## Task statement
Reproduce the records starting at the first line and ending at the line containing "closed-eye-icon bbox=[115, 319, 126, 328]", replacing every "interactable" with "clickable" and leaving everything else the same.
----------
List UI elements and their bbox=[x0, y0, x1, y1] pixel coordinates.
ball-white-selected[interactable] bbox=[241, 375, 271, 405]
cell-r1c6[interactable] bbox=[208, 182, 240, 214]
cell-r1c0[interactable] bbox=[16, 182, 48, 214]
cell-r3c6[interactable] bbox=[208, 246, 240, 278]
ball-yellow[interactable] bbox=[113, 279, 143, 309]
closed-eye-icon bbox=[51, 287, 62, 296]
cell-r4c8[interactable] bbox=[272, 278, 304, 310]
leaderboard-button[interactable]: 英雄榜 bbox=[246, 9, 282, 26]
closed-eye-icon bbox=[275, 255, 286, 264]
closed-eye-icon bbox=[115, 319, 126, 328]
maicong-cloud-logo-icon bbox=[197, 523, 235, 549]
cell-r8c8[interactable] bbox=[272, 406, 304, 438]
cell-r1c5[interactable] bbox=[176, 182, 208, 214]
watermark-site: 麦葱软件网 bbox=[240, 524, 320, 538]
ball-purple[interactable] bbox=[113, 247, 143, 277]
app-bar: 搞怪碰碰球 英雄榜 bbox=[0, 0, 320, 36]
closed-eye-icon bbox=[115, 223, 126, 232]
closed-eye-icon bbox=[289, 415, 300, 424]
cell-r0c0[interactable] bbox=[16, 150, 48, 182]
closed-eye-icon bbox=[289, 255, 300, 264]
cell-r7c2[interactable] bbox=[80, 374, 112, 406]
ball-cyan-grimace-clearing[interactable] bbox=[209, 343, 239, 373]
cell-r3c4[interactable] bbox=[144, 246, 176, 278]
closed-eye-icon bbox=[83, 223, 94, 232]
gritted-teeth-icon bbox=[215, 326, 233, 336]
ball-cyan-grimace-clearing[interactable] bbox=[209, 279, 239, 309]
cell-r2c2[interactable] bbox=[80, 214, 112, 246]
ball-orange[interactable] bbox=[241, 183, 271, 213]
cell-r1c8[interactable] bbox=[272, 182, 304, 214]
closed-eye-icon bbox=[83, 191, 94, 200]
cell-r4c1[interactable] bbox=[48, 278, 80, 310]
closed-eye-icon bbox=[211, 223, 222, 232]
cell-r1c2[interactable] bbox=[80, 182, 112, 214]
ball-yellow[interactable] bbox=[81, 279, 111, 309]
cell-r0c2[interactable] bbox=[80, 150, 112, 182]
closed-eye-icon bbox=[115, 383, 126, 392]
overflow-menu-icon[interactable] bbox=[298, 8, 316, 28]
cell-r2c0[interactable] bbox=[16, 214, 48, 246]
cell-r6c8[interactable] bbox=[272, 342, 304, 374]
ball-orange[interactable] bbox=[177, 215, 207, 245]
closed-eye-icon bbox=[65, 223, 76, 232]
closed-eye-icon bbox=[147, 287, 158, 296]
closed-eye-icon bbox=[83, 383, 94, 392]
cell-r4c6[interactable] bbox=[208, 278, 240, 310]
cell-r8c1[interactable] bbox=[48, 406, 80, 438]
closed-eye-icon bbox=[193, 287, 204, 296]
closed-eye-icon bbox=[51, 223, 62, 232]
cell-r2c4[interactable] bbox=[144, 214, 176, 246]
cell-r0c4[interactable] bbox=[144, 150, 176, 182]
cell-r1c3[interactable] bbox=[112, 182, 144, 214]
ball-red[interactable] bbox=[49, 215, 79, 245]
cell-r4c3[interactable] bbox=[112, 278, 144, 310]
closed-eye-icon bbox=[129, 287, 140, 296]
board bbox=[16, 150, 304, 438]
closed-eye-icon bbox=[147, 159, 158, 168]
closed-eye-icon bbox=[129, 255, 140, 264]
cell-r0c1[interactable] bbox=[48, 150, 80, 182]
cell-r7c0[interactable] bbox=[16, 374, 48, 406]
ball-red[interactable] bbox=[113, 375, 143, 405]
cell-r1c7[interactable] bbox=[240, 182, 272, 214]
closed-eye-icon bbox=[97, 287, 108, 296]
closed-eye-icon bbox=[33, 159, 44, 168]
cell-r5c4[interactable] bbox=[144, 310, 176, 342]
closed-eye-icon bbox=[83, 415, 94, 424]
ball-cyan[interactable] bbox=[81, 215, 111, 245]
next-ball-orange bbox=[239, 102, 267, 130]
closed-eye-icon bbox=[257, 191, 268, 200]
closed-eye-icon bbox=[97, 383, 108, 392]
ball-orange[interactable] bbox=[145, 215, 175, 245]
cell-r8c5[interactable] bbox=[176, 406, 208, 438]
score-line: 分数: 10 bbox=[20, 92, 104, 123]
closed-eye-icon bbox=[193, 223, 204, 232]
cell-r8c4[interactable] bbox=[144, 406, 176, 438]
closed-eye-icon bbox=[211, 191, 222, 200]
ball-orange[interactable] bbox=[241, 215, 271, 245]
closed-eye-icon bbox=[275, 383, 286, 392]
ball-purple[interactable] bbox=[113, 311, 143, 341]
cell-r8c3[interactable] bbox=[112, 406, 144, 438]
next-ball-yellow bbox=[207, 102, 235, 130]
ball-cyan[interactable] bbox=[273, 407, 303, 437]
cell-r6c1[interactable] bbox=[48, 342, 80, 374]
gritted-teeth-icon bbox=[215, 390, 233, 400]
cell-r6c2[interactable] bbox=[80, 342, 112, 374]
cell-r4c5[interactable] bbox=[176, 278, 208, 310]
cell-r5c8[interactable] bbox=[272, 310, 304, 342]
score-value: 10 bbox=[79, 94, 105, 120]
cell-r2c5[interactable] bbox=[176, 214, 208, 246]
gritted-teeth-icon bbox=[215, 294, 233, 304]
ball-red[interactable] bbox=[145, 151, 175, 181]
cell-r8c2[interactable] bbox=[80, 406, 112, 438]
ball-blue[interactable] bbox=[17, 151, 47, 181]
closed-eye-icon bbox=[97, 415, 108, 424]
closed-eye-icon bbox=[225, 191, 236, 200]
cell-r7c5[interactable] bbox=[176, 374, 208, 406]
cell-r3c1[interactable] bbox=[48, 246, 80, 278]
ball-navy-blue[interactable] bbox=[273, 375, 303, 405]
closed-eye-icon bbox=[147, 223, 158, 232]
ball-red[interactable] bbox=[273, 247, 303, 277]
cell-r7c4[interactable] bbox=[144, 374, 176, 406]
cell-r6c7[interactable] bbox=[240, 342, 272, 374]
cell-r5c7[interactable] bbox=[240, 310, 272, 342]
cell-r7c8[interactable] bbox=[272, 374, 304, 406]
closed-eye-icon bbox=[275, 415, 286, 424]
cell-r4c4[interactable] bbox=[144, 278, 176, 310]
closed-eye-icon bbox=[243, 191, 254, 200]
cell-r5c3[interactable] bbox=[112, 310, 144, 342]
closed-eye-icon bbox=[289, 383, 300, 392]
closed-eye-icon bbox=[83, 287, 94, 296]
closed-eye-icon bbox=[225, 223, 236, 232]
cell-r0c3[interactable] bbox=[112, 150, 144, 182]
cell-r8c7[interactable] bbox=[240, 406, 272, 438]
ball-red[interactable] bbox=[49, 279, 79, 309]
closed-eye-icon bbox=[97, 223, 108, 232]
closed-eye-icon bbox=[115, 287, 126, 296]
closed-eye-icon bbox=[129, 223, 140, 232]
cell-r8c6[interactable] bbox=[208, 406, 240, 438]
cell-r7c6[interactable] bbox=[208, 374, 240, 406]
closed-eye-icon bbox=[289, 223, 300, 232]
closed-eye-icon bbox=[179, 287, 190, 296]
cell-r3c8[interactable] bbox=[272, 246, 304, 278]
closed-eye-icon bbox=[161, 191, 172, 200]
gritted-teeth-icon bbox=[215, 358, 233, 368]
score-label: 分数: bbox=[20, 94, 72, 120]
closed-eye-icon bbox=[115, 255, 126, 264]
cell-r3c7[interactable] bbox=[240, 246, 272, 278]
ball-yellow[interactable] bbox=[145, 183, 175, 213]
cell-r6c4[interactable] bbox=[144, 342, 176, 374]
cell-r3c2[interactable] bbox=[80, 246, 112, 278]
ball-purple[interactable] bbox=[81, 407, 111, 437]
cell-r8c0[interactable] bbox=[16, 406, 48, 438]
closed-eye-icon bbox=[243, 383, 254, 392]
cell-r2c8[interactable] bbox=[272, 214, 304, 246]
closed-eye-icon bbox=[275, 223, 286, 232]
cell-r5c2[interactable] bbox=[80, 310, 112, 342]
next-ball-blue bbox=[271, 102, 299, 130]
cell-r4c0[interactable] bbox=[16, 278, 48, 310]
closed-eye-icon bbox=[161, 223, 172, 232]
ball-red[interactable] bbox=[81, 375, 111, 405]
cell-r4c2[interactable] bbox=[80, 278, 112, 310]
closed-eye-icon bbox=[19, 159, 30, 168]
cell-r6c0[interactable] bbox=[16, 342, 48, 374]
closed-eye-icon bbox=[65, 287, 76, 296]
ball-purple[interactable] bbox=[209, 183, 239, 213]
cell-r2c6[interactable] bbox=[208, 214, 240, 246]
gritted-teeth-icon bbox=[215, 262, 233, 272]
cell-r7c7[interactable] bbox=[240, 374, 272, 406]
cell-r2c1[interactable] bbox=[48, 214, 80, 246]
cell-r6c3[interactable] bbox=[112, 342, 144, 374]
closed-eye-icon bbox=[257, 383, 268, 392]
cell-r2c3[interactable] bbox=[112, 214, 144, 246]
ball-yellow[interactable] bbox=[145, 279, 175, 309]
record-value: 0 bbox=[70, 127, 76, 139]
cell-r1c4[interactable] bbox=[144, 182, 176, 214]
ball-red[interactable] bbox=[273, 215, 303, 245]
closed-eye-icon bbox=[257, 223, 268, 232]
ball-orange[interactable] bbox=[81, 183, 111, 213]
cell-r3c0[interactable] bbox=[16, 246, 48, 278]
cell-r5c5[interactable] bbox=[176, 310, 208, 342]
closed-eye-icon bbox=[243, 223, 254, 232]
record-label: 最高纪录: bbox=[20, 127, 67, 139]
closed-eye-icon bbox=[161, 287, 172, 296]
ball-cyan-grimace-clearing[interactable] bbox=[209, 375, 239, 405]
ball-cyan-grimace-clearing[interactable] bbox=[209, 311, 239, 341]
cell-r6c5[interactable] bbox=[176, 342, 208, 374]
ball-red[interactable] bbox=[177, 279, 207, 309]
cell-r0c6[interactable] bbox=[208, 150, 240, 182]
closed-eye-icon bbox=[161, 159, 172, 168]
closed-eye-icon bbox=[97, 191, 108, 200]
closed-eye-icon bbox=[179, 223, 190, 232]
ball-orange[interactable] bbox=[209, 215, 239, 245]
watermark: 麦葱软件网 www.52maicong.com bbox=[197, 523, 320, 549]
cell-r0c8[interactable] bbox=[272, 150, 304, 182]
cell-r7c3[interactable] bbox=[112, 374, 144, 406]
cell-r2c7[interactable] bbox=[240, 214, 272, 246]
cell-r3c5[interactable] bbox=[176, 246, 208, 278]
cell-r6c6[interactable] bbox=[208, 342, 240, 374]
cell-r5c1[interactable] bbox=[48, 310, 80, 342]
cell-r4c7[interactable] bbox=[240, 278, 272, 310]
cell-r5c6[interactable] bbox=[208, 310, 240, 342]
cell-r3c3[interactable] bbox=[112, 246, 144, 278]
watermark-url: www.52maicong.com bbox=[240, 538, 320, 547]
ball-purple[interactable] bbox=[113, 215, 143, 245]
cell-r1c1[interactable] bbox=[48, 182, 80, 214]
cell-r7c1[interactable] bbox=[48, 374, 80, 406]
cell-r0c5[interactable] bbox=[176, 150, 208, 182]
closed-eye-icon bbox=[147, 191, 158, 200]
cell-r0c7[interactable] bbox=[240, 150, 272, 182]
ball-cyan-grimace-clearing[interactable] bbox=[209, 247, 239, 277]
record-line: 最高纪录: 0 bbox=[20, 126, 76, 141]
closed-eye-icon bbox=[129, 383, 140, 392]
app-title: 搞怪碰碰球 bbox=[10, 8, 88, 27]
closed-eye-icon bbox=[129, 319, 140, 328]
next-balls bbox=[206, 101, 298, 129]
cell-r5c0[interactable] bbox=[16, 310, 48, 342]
----------
## Response below
List UI elements and their bbox=[x0, y0, x1, y1] pixel coordinates.
ball-white-selected[clickable] bbox=[241, 375, 271, 405]
cell-r1c6[clickable] bbox=[208, 182, 240, 214]
cell-r1c0[clickable] bbox=[16, 182, 48, 214]
cell-r3c6[clickable] bbox=[208, 246, 240, 278]
ball-yellow[clickable] bbox=[113, 279, 143, 309]
closed-eye-icon bbox=[51, 287, 62, 296]
cell-r4c8[clickable] bbox=[272, 278, 304, 310]
leaderboard-button[clickable]: 英雄榜 bbox=[246, 9, 282, 26]
closed-eye-icon bbox=[275, 255, 286, 264]
closed-eye-icon bbox=[115, 319, 126, 328]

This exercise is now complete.